Stored dataset items:
☆ ☆ ☆ ☆

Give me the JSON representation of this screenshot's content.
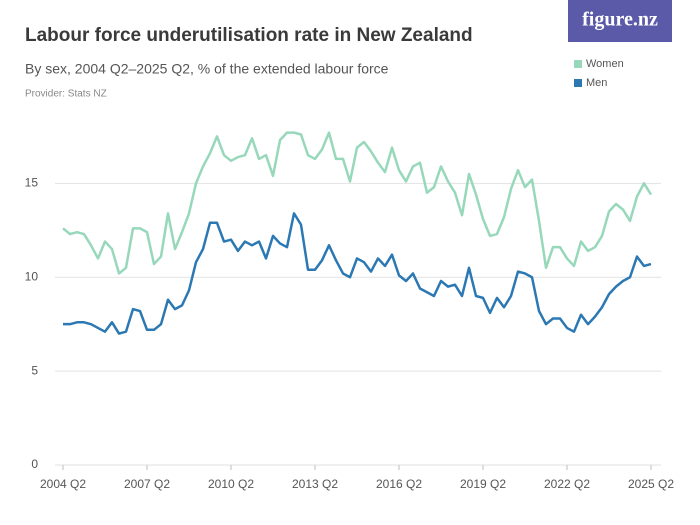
{
  "chart_data": {
    "type": "line",
    "title": "Labour force underutilisation rate in New Zealand",
    "subtitle": "By sex, 2004 Q2–2025 Q2, % of the extended labour force",
    "provider": "Provider: Stats NZ",
    "logo": "figure.nz",
    "categories": [
      "2004 Q2",
      null,
      null,
      null,
      null,
      null,
      null,
      null,
      null,
      null,
      null,
      null,
      "2007 Q2",
      null,
      null,
      null,
      null,
      null,
      null,
      null,
      null,
      null,
      null,
      null,
      "2010 Q2",
      null,
      null,
      null,
      null,
      null,
      null,
      null,
      null,
      null,
      null,
      null,
      "2013 Q2",
      null,
      null,
      null,
      null,
      null,
      null,
      null,
      null,
      null,
      null,
      null,
      "2016 Q2",
      null,
      null,
      null,
      null,
      null,
      null,
      null,
      null,
      null,
      null,
      null,
      "2019 Q2",
      null,
      null,
      null,
      null,
      null,
      null,
      null,
      null,
      null,
      null,
      null,
      "2022 Q2",
      null,
      null,
      null,
      null,
      null,
      null,
      null,
      null,
      null,
      null,
      null,
      "2025 Q2"
    ],
    "series": [
      {
        "name": "Women",
        "color": "#97d8bb",
        "values": [
          12.6,
          12.3,
          12.4,
          12.3,
          11.7,
          11.0,
          11.9,
          11.5,
          10.2,
          10.5,
          12.6,
          12.6,
          12.4,
          10.7,
          11.1,
          13.4,
          11.5,
          12.4,
          13.4,
          15.0,
          15.9,
          16.6,
          17.5,
          16.5,
          16.2,
          16.4,
          16.5,
          17.4,
          16.3,
          16.5,
          15.4,
          17.3,
          17.7,
          17.7,
          17.6,
          16.5,
          16.3,
          16.8,
          17.7,
          16.3,
          16.3,
          15.1,
          16.9,
          17.2,
          16.7,
          16.1,
          15.6,
          16.9,
          15.7,
          15.1,
          15.9,
          16.1,
          14.5,
          14.8,
          15.9,
          15.1,
          14.5,
          13.3,
          15.5,
          14.4,
          13.1,
          12.2,
          12.3,
          13.2,
          14.7,
          15.7,
          14.8,
          15.2,
          13.0,
          10.5,
          11.6,
          11.6,
          11.0,
          10.6,
          11.9,
          11.4,
          11.6,
          12.2,
          13.5,
          13.9,
          13.6,
          13.0,
          14.3,
          15.0,
          14.4
        ]
      },
      {
        "name": "Men",
        "color": "#2b78b3",
        "values": [
          7.5,
          7.5,
          7.6,
          7.6,
          7.5,
          7.3,
          7.1,
          7.6,
          7.0,
          7.1,
          8.3,
          8.2,
          7.2,
          7.2,
          7.5,
          8.8,
          8.3,
          8.5,
          9.3,
          10.8,
          11.5,
          12.9,
          12.9,
          11.9,
          12.0,
          11.4,
          11.9,
          11.7,
          11.9,
          11.0,
          12.2,
          11.8,
          11.6,
          13.4,
          12.8,
          10.4,
          10.4,
          10.9,
          11.7,
          10.9,
          10.2,
          10.0,
          11.0,
          10.8,
          10.3,
          11.0,
          10.6,
          11.2,
          10.1,
          9.8,
          10.2,
          9.4,
          9.2,
          9.0,
          9.8,
          9.5,
          9.6,
          9.0,
          10.5,
          9.0,
          8.9,
          8.1,
          8.9,
          8.4,
          9.0,
          10.3,
          10.2,
          10.0,
          8.2,
          7.5,
          7.8,
          7.8,
          7.3,
          7.1,
          8.0,
          7.5,
          7.9,
          8.4,
          9.1,
          9.5,
          9.8,
          10.0,
          11.1,
          10.6,
          10.7
        ]
      }
    ],
    "ylim": [
      0,
      18
    ],
    "yticks": [
      0,
      5,
      10,
      15
    ],
    "grid": true,
    "legend": "top-right"
  }
}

☆ ☆ ☆ ☆

Task goal. Copy out the entries verbatim and leave the images out.

Written response.
Give me the JSON representation of this screenshot's content.
{
  "chart_data": {
    "type": "line",
    "title": "Labour force underutilisation rate in New Zealand",
    "subtitle": "By sex, 2004 Q2–2025 Q2, % of the extended labour force",
    "provider": "Provider: Stats NZ",
    "logo": "figure.nz",
    "categories": [
      "2004 Q2",
      null,
      null,
      null,
      null,
      null,
      null,
      null,
      null,
      null,
      null,
      null,
      "2007 Q2",
      null,
      null,
      null,
      null,
      null,
      null,
      null,
      null,
      null,
      null,
      null,
      "2010 Q2",
      null,
      null,
      null,
      null,
      null,
      null,
      null,
      null,
      null,
      null,
      null,
      "2013 Q2",
      null,
      null,
      null,
      null,
      null,
      null,
      null,
      null,
      null,
      null,
      null,
      "2016 Q2",
      null,
      null,
      null,
      null,
      null,
      null,
      null,
      null,
      null,
      null,
      null,
      "2019 Q2",
      null,
      null,
      null,
      null,
      null,
      null,
      null,
      null,
      null,
      null,
      null,
      "2022 Q2",
      null,
      null,
      null,
      null,
      null,
      null,
      null,
      null,
      null,
      null,
      null,
      "2025 Q2"
    ],
    "series": [
      {
        "name": "Women",
        "color": "#97d8bb",
        "values": [
          12.6,
          12.3,
          12.4,
          12.3,
          11.7,
          11.0,
          11.9,
          11.5,
          10.2,
          10.5,
          12.6,
          12.6,
          12.4,
          10.7,
          11.1,
          13.4,
          11.5,
          12.4,
          13.4,
          15.0,
          15.9,
          16.6,
          17.5,
          16.5,
          16.2,
          16.4,
          16.5,
          17.4,
          16.3,
          16.5,
          15.4,
          17.3,
          17.7,
          17.7,
          17.6,
          16.5,
          16.3,
          16.8,
          17.7,
          16.3,
          16.3,
          15.1,
          16.9,
          17.2,
          16.7,
          16.1,
          15.6,
          16.9,
          15.7,
          15.1,
          15.9,
          16.1,
          14.5,
          14.8,
          15.9,
          15.1,
          14.5,
          13.3,
          15.5,
          14.4,
          13.1,
          12.2,
          12.3,
          13.2,
          14.7,
          15.7,
          14.8,
          15.2,
          13.0,
          10.5,
          11.6,
          11.6,
          11.0,
          10.6,
          11.9,
          11.4,
          11.6,
          12.2,
          13.5,
          13.9,
          13.6,
          13.0,
          14.3,
          15.0,
          14.4
        ]
      },
      {
        "name": "Men",
        "color": "#2b78b3",
        "values": [
          7.5,
          7.5,
          7.6,
          7.6,
          7.5,
          7.3,
          7.1,
          7.6,
          7.0,
          7.1,
          8.3,
          8.2,
          7.2,
          7.2,
          7.5,
          8.8,
          8.3,
          8.5,
          9.3,
          10.8,
          11.5,
          12.9,
          12.9,
          11.9,
          12.0,
          11.4,
          11.9,
          11.7,
          11.9,
          11.0,
          12.2,
          11.8,
          11.6,
          13.4,
          12.8,
          10.4,
          10.4,
          10.9,
          11.7,
          10.9,
          10.2,
          10.0,
          11.0,
          10.8,
          10.3,
          11.0,
          10.6,
          11.2,
          10.1,
          9.8,
          10.2,
          9.4,
          9.2,
          9.0,
          9.8,
          9.5,
          9.6,
          9.0,
          10.5,
          9.0,
          8.9,
          8.1,
          8.9,
          8.4,
          9.0,
          10.3,
          10.2,
          10.0,
          8.2,
          7.5,
          7.8,
          7.8,
          7.3,
          7.1,
          8.0,
          7.5,
          7.9,
          8.4,
          9.1,
          9.5,
          9.8,
          10.0,
          11.1,
          10.6,
          10.7
        ]
      }
    ],
    "ylim": [
      0,
      18
    ],
    "yticks": [
      0,
      5,
      10,
      15
    ],
    "grid": true,
    "legend": "top-right"
  }
}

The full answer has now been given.